YOUR INSTRUCTIONS —
A faithful transcription of all the data is required.

Collected data entries
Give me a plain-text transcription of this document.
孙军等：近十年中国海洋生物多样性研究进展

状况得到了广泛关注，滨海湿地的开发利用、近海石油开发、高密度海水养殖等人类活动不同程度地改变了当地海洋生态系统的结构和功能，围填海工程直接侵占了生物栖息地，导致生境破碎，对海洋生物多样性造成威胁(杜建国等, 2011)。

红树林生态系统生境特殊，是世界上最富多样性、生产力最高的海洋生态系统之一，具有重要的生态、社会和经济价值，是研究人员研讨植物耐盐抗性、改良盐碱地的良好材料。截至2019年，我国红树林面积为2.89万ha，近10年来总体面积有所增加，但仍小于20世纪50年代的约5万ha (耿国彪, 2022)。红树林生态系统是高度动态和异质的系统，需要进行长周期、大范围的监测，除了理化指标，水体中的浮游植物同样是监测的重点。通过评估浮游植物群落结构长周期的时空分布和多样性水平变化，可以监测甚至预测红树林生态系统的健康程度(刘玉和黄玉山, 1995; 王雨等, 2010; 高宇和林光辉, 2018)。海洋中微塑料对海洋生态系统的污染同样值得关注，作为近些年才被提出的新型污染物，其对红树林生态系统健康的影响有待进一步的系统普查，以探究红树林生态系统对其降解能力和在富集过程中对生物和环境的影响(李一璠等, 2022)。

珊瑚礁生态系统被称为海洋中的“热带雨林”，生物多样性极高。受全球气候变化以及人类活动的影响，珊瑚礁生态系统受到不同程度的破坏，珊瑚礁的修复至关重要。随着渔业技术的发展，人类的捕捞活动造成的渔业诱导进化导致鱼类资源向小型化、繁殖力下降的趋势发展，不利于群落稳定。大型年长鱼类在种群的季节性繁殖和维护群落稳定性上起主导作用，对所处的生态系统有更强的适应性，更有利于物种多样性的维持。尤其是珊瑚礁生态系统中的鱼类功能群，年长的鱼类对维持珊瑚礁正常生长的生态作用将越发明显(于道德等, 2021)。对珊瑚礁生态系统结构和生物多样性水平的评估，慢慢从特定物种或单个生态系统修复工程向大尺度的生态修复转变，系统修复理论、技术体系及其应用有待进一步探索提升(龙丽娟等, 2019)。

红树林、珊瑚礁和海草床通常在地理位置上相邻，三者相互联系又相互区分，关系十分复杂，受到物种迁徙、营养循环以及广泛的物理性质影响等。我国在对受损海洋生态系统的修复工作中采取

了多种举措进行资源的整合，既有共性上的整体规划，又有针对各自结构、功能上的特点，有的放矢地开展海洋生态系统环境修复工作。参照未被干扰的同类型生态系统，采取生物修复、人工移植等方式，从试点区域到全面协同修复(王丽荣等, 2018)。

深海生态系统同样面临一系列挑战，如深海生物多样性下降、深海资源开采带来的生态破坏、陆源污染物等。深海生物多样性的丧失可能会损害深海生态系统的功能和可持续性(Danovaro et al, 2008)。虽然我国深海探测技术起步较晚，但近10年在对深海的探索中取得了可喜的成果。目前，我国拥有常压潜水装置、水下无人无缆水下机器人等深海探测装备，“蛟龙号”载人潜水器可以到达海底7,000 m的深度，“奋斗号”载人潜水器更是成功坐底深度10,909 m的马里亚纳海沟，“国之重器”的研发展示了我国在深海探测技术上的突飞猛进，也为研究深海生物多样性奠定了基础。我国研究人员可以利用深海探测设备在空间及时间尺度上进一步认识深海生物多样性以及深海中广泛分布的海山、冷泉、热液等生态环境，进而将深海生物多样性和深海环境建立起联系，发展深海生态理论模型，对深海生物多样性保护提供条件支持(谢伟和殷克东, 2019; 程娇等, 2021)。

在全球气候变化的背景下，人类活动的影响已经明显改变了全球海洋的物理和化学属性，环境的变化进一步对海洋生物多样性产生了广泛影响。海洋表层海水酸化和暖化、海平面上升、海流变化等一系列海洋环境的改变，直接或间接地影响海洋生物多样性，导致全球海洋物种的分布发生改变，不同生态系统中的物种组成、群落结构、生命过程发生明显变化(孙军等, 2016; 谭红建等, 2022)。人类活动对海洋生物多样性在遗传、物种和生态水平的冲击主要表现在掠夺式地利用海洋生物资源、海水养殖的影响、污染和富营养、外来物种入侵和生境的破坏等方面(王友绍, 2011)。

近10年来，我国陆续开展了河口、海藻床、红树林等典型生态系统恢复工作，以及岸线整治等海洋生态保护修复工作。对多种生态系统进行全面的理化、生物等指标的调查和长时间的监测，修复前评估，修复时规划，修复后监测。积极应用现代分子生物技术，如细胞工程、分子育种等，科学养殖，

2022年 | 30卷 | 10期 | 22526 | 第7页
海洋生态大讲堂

EXERCISE RESPONSE —
Give me a plain-text transcription of this document.
孙军等：近十年中国海洋生物多样性研究进展

状况得到了广泛关注，滨海湿地的开发利用、近海石油开发、高密度海水养殖等人类活动不同程度地改变了当地海洋生态系统的结构和功能，围填海工程直接侵占了生物栖息地，导致生境破碎，对海洋生物多样性造成威胁(杜建国等, 2011)。

红树林生态系统生境特殊，是世界上最富多样性、生产力最高的海洋生态系统之一，具有重要的生态、社会和经济价值，是研究人员研讨植物耐盐抗性、改良盐碱地的良好材料。截至2019年，我国红树林面积为2.89万ha，近10年来总体面积有所增加，但仍小于20世纪50年代的约5万ha (耿国彪, 2022)。红树林生态系统是高度动态和异质的系统，需要进行长周期、大范围的监测，除了理化指标，水体中的浮游植物同样是监测的重点。通过评估浮游植物群落结构长周期的时空分布和多样性水平变化，可以监测甚至预测红树林生态系统的健康程度(刘玉和黄玉山, 1995; 王雨等, 2010; 高宇和林光辉, 2018)。海洋中微塑料对海洋生态系统的污染同样值得关注，作为近些年才被提出的新型污染物，其对红树林生态系统健康的影响有待进一步的系统普查，以探究红树林生态系统对其降解能力和在富集过程中对生物和环境的影响(李一璠等, 2022)。

珊瑚礁生态系统被称为海洋中的“热带雨林”，生物多样性极高。受全球气候变化以及人类活动的影响，珊瑚礁生态系统受到不同程度的破坏，珊瑚礁的修复至关重要。随着渔业技术的发展，人类的捕捞活动造成的渔业诱导进化导致鱼类资源向小型化、繁殖力下降的趋势发展，不利于群落稳定。大型年长鱼类在种群的季节性繁殖和维护群落稳定性上起主导作用，对所处的生态系统有更强的适应性，更有利于物种多样性的维持。尤其是珊瑚礁生态系统中的鱼类功能群，年长的鱼类对维持珊瑚礁正常生长的生态作用将越发明显(于道德等, 2021)。对珊瑚礁生态系统结构和生物多样性水平的评估，慢慢从特定物种或单个生态系统修复工程向大尺度的生态修复转变，系统修复理论、技术体系及其应用有待进一步探索提升(龙丽娟等, 2019)。

红树林、珊瑚礁和海草床通常在地理位置上相邻，三者相互联系又相互区分，关系十分复杂，受到物种迁徙、营养循环以及广泛的物理性质影响等。我国在对受损海洋生态系统的修复工作中采取

了多种举措进行资源的整合，既有共性上的整体规划，又有针对各自结构、功能上的特点，有的放矢地开展海洋生态系统环境修复工作。参照未被干扰的同类型生态系统，采取生物修复、人工移植等方式，从试点区域到全面协同修复(王丽荣等, 2018)。

深海生态系统同样面临一系列挑战，如深海生物多样性下降、深海资源开采带来的生态破坏、陆源污染物等。深海生物多样性的丧失可能会损害深海生态系统的功能和可持续性(Danovaro et al, 2008)。虽然我国深海探测技术起步较晚，但近10年在对深海的探索中取得了可喜的成果。目前，我国拥有常压潜水装置、水下无人无缆水下机器人等深海探测装备，“蛟龙号”载人潜水器可以到达海底7,000 m的深度，“奋斗号”载人潜水器更是成功坐底深度10,909 m的马里亚纳海沟，“国之重器”的研发展示了我国在深海探测技术上的突飞猛进，也为研究深海生物多样性奠定了基础。我国研究人员可以利用深海探测设备在空间及时间尺度上进一步认识深海生物多样性以及深海中广泛分布的海山、冷泉、热液等生态环境，进而将深海生物多样性和深海环境建立起联系，发展深海生态理论模型，对深海生物多样性保护提供条件支持(谢伟和殷克东, 2019; 程娇等, 2021)。

在全球气候变化的背景下，人类活动的影响已经明显改变了全球海洋的物理和化学属性，环境的变化进一步对海洋生物多样性产生了广泛影响。海洋表层海水酸化和暖化、海平面上升、海流变化等一系列海洋环境的改变，直接或间接地影响海洋生物多样性，导致全球海洋物种的分布发生改变，不同生态系统中的物种组成、群落结构、生命过程发生明显变化(孙军等, 2016; 谭红建等, 2022)。人类活动对海洋生物多样性在遗传、物种和生态水平的冲击主要表现在掠夺式地利用海洋生物资源、海水养殖的影响、污染和富营养、外来物种入侵和生境的破坏等方面(王友绍, 2011)。

近10年来，我国陆续开展了河口、海藻床、红树林等典型生态系统恢复工作，以及岸线整治等海洋生态保护修复工作。对多种生态系统进行全面的理化、生物等指标的调查和长时间的监测，修复前评估，修复时规划，修复后监测。积极应用现代分子生物技术，如细胞工程、分子育种等，科学养殖，

2022年 | 30卷 | 10期 | 22526 | 第7页
海洋生态大讲堂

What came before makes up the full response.